— YOUR OBJECTIVE —
Your task is to print the material below exactly as presented.

— THE INPUT —
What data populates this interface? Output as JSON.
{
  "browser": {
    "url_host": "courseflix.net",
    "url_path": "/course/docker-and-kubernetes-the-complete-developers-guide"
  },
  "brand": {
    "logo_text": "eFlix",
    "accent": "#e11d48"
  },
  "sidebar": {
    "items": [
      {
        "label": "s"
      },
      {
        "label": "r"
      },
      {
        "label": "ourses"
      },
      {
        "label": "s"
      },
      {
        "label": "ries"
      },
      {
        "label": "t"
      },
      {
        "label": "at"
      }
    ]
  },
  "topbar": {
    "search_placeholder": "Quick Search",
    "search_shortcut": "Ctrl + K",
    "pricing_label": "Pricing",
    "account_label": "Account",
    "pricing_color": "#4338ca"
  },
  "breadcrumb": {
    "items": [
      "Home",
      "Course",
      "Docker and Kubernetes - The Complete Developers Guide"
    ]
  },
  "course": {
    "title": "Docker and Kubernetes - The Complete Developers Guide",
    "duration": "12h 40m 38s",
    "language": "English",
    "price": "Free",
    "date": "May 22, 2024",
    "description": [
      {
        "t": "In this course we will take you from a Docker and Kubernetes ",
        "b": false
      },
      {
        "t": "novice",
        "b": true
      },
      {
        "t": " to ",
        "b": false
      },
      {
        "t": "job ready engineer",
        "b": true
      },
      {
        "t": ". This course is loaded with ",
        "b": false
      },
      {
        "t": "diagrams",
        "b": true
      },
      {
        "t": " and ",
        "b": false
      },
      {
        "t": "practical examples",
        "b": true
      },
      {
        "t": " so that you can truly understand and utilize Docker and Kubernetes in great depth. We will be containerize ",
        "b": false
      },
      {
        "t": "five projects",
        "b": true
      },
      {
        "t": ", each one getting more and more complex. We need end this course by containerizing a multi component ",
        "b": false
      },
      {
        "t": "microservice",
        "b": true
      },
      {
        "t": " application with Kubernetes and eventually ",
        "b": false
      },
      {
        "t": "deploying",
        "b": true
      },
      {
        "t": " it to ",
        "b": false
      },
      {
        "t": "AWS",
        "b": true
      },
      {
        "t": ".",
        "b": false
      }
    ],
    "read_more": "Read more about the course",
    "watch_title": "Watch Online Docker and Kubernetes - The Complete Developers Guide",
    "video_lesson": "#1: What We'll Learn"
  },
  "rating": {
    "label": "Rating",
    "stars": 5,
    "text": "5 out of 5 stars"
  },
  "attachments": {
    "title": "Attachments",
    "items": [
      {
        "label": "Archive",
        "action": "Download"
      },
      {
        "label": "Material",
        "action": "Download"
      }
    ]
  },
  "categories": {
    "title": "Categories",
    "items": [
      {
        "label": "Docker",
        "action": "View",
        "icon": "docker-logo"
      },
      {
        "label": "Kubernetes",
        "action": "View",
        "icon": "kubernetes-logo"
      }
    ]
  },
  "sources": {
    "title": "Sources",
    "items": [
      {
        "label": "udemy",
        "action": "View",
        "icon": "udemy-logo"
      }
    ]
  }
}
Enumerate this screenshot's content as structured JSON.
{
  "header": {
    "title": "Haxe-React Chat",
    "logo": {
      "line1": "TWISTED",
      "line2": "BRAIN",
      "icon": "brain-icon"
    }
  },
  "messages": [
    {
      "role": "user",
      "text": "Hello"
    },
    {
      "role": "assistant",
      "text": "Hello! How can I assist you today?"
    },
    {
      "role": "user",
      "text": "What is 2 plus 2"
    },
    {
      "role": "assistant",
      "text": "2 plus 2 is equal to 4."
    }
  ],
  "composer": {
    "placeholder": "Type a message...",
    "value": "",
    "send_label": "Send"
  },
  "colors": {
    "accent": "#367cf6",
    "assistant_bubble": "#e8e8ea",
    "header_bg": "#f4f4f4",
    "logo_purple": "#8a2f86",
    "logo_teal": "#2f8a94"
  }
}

— ANSWER FOR THIS EXERCISE —
What data populates this interface? Output as JSON.
{
  "browser": {
    "url_host": "courseflix.net",
    "url_path": "/course/docker-and-kubernetes-the-complete-developers-guide"
  },
  "brand": {
    "logo_text": "eFlix",
    "accent": "#e11d48"
  },
  "sidebar": {
    "items": [
      {
        "label": "s"
      },
      {
        "label": "r"
      },
      {
        "label": "ourses"
      },
      {
        "label": "s"
      },
      {
        "label": "ries"
      },
      {
        "label": "t"
      },
      {
        "label": "at"
      }
    ]
  },
  "topbar": {
    "search_placeholder": "Quick Search",
    "search_shortcut": "Ctrl + K",
    "pricing_label": "Pricing",
    "account_label": "Account",
    "pricing_color": "#4338ca"
  },
  "breadcrumb": {
    "items": [
      "Home",
      "Course",
      "Docker and Kubernetes - The Complete Developers Guide"
    ]
  },
  "course": {
    "title": "Docker and Kubernetes - The Complete Developers Guide",
    "duration": "12h 40m 38s",
    "language": "English",
    "price": "Free",
    "date": "May 22, 2024",
    "description": [
      {
        "t": "In this course we will take you from a Docker and Kubernetes ",
        "b": false
      },
      {
        "t": "novice",
        "b": true
      },
      {
        "t": " to ",
        "b": false
      },
      {
        "t": "job ready engineer",
        "b": true
      },
      {
        "t": ". This course is loaded with ",
        "b": false
      },
      {
        "t": "diagrams",
        "b": true
      },
      {
        "t": " and ",
        "b": false
      },
      {
        "t": "practical examples",
        "b": true
      },
      {
        "t": " so that you can truly understand and utilize Docker and Kubernetes in great depth. We will be containerize ",
        "b": false
      },
      {
        "t": "five projects",
        "b": true
      },
      {
        "t": ", each one getting more and more complex. We need end this course by containerizing a multi component ",
        "b": false
      },
      {
        "t": "microservice",
        "b": true
      },
      {
        "t": " application with Kubernetes and eventually ",
        "b": false
      },
      {
        "t": "deploying",
        "b": true
      },
      {
        "t": " it to ",
        "b": false
      },
      {
        "t": "AWS",
        "b": true
      },
      {
        "t": ".",
        "b": false
      }
    ],
    "read_more": "Read more about the course",
    "watch_title": "Watch Online Docker and Kubernetes - The Complete Developers Guide",
    "video_lesson": "#1: What We'll Learn"
  },
  "rating": {
    "label": "Rating",
    "stars": 5,
    "text": "5 out of 5 stars"
  },
  "attachments": {
    "title": "Attachments",
    "items": [
      {
        "label": "Archive",
        "action": "Download"
      },
      {
        "label": "Material",
        "action": "Download"
      }
    ]
  },
  "categories": {
    "title": "Categories",
    "items": [
      {
        "label": "Docker",
        "action": "View",
        "icon": "docker-logo"
      },
      {
        "label": "Kubernetes",
        "action": "View",
        "icon": "kubernetes-logo"
      }
    ]
  },
  "sources": {
    "title": "Sources",
    "items": [
      {
        "label": "udemy",
        "action": "View",
        "icon": "udemy-logo"
      }
    ]
  }
}
Enumerate this screenshot's content as structured JSON.
{
  "header": {
    "title": "Haxe-React Chat",
    "logo": {
      "line1": "TWISTED",
      "line2": "BRAIN",
      "icon": "brain-icon"
    }
  },
  "messages": [
    {
      "role": "user",
      "text": "Hello"
    },
    {
      "role": "assistant",
      "text": "Hello! How can I assist you today?"
    },
    {
      "role": "user",
      "text": "What is 2 plus 2"
    },
    {
      "role": "assistant",
      "text": "2 plus 2 is equal to 4."
    }
  ],
  "composer": {
    "placeholder": "Type a message...",
    "value": "",
    "send_label": "Send"
  },
  "colors": {
    "accent": "#367cf6",
    "assistant_bubble": "#e8e8ea",
    "header_bg": "#f4f4f4",
    "logo_purple": "#8a2f86",
    "logo_teal": "#2f8a94"
  }
}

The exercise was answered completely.